## PROBLEM
Check each line of the records below and collect those that include the word "typically".

Dataset items
## start

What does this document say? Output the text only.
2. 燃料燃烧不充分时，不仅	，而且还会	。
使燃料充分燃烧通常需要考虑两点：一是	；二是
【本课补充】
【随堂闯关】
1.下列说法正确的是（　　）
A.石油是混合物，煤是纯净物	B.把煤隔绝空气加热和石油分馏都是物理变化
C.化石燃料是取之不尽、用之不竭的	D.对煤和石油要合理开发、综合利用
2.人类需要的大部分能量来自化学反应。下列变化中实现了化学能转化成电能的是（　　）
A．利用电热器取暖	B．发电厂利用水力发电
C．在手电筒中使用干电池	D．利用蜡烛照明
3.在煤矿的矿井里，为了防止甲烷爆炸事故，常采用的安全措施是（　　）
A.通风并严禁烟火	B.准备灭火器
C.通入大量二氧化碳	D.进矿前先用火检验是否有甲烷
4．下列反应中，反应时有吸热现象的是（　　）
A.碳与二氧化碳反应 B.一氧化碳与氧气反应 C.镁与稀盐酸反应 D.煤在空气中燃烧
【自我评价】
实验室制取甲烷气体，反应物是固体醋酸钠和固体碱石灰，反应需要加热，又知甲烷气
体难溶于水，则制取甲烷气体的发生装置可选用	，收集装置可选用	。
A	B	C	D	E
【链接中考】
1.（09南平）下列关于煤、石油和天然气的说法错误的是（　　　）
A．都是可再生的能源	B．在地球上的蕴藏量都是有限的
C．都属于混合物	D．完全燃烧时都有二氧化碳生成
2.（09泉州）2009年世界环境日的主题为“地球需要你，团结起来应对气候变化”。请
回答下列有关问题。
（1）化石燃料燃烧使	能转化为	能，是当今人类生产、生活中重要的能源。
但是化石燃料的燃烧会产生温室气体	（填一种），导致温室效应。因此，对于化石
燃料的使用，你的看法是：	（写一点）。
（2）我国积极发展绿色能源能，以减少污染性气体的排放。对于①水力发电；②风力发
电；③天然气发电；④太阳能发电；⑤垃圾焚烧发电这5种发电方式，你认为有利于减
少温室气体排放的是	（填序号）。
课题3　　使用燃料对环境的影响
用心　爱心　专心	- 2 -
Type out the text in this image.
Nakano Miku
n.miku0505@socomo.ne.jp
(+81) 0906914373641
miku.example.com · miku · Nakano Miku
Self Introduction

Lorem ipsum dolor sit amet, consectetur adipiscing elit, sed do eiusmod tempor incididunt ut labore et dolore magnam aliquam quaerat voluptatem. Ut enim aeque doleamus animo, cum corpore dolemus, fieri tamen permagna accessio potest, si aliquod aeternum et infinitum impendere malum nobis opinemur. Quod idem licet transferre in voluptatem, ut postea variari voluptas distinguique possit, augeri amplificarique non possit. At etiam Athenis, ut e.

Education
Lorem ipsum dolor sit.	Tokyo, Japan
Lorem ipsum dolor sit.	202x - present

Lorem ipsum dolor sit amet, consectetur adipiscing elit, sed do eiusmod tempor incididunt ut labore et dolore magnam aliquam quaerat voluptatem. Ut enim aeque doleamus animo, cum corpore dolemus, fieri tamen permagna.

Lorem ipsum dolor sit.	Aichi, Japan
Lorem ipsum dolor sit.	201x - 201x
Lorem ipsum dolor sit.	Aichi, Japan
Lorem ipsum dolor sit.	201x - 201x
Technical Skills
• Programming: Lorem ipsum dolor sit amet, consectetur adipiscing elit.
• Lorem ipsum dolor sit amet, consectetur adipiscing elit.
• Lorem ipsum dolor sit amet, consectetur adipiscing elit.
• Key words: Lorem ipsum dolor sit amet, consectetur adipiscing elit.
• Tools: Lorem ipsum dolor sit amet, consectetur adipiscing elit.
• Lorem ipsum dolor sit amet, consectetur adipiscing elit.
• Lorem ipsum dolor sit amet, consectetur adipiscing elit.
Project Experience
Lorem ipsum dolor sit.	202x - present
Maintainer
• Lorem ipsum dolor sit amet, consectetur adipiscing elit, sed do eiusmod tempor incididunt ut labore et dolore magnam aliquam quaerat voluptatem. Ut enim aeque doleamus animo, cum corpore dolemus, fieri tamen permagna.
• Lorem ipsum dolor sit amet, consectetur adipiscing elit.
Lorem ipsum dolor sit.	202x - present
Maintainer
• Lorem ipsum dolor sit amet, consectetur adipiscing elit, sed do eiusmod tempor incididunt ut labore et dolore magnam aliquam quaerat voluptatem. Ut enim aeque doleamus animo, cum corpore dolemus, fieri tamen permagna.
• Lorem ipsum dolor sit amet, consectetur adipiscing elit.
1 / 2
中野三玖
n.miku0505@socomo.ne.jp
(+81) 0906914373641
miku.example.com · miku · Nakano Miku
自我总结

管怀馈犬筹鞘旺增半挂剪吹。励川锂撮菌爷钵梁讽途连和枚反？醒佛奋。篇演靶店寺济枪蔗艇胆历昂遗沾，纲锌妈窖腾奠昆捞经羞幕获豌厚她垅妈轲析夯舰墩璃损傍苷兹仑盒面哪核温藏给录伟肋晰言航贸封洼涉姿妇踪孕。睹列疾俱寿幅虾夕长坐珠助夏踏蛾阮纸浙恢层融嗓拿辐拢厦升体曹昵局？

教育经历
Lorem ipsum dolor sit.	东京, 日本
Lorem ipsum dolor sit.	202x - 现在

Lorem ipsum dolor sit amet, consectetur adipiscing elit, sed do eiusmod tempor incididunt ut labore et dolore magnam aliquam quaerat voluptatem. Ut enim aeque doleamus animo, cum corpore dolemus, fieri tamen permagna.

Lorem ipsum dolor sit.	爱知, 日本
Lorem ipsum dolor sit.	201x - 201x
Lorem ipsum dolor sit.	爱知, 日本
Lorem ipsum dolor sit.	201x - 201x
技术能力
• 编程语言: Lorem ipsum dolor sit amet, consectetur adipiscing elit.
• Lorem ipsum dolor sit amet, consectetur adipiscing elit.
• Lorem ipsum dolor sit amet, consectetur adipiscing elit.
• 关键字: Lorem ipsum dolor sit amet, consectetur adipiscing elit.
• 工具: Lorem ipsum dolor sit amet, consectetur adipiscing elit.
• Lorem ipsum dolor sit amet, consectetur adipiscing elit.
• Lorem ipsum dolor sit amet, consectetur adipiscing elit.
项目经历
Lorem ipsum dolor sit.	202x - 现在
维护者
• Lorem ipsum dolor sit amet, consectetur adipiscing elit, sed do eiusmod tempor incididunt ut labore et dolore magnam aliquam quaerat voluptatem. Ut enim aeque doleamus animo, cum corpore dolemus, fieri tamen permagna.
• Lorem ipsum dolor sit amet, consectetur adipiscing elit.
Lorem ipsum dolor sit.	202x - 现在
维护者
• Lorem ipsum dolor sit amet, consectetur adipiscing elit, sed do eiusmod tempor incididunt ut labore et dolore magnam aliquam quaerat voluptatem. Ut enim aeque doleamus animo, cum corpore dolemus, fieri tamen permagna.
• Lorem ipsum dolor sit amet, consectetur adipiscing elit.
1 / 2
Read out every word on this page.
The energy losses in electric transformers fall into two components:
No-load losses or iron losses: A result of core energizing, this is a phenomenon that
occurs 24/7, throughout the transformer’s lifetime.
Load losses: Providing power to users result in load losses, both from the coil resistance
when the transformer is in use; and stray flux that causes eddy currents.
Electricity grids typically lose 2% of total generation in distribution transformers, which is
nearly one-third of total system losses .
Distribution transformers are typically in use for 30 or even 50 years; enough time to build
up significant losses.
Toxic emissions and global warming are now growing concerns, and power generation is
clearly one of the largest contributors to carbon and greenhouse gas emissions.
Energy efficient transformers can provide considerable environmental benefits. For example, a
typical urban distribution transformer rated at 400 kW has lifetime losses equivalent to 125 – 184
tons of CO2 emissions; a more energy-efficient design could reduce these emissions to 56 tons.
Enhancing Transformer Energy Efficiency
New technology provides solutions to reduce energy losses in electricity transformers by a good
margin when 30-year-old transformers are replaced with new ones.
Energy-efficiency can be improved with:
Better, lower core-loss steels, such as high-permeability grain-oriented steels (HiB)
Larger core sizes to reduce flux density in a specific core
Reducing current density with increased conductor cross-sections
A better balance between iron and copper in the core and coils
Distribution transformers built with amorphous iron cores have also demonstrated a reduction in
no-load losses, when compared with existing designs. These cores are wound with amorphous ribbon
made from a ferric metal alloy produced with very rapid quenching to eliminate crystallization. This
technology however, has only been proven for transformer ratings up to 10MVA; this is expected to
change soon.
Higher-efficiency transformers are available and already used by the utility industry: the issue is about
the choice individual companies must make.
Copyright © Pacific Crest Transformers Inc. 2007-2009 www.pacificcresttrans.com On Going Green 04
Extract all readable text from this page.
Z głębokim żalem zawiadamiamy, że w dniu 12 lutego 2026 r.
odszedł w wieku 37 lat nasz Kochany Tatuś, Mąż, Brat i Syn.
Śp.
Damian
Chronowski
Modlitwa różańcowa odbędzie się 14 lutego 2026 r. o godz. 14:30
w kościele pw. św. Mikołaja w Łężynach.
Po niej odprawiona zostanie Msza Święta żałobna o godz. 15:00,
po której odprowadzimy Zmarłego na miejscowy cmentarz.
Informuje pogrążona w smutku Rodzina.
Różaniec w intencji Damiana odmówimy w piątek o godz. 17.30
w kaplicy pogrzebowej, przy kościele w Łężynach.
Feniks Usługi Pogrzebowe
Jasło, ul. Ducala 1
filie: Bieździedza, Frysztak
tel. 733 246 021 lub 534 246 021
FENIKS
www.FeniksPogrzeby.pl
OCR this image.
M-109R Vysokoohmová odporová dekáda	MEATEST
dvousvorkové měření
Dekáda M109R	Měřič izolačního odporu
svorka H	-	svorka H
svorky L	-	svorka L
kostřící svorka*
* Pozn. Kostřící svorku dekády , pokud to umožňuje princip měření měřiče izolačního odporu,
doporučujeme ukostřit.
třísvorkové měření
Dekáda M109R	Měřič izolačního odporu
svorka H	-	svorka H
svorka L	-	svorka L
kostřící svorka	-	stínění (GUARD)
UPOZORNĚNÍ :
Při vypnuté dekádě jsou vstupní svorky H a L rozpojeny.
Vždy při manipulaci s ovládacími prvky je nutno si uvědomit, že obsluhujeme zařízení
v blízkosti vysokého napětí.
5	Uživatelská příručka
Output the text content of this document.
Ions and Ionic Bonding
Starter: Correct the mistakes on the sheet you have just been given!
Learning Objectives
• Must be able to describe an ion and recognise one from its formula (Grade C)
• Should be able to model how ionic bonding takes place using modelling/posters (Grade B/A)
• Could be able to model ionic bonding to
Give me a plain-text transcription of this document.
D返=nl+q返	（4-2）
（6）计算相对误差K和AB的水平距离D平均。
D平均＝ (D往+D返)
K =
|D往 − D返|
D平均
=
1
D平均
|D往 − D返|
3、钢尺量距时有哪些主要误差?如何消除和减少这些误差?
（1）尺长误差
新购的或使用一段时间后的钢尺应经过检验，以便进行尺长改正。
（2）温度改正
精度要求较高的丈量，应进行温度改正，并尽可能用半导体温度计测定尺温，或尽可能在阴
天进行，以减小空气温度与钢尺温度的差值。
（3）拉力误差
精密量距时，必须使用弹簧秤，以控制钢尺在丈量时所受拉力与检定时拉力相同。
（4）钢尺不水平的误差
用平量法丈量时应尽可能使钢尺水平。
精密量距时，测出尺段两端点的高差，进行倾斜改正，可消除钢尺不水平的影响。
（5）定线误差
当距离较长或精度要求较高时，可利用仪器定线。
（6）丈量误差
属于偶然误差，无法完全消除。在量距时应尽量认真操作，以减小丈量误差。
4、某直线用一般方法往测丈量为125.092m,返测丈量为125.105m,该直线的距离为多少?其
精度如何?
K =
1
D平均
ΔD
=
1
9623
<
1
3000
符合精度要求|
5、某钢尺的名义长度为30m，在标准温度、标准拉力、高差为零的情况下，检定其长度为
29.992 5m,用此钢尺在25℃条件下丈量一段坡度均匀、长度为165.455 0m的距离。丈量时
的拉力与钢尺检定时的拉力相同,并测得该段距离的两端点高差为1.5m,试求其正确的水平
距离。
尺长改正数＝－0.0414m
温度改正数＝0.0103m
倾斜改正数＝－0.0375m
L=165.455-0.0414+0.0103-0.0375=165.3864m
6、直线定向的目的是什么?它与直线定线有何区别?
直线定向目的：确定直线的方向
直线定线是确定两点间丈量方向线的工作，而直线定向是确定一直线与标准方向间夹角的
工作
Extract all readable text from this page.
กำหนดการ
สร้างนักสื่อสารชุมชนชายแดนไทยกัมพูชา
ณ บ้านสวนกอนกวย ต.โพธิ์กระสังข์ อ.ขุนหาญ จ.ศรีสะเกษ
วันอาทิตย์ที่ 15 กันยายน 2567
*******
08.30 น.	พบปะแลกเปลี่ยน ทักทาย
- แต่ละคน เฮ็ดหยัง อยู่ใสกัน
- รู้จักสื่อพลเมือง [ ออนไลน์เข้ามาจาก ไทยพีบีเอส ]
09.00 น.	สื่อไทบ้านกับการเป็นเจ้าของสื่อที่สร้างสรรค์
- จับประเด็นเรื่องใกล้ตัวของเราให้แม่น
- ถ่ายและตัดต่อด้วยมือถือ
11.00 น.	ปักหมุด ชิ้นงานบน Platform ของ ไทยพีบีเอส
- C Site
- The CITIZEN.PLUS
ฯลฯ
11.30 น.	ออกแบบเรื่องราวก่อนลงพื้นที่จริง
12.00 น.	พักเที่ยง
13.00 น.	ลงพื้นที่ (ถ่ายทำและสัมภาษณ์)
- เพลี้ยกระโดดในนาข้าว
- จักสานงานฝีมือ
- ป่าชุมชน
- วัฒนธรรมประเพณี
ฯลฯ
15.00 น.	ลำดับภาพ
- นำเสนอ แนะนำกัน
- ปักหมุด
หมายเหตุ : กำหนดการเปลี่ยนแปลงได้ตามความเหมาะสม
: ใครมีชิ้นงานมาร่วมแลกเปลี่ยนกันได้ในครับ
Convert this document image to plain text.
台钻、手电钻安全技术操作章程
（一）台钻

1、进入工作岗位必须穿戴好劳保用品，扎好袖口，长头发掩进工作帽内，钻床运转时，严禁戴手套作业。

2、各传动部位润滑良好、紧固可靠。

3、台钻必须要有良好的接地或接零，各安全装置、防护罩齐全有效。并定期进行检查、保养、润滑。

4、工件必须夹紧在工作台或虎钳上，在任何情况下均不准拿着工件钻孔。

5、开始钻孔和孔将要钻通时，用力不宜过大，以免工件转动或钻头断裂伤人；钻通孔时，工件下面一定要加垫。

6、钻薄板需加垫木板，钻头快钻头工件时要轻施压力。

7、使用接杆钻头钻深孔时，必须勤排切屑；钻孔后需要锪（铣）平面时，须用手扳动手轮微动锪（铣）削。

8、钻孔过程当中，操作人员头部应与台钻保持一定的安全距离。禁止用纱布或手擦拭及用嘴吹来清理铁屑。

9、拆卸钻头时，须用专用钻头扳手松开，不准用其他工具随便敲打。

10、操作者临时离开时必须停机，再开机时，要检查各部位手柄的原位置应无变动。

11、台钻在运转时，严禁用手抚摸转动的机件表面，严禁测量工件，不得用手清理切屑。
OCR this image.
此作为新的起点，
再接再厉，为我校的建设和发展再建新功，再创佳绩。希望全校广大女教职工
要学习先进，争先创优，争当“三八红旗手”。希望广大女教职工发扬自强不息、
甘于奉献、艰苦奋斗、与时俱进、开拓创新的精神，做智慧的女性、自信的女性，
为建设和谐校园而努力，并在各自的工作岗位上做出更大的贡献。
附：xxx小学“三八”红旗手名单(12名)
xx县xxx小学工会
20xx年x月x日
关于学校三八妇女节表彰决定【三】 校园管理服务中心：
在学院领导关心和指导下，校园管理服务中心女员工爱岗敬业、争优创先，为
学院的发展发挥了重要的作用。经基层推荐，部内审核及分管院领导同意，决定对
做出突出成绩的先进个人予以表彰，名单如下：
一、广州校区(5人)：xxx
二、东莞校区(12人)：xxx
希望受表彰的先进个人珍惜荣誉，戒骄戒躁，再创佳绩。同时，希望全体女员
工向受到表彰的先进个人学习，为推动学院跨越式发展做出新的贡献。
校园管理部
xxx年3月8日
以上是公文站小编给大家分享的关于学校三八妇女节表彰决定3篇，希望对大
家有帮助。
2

## end

## RESPONSE FOR THIS EXERCISE
Electricity grids typically lose 2% of total generation in distribution transformers, which is
Distribution transformers are typically in use for 30 or even 50 years; enough time to build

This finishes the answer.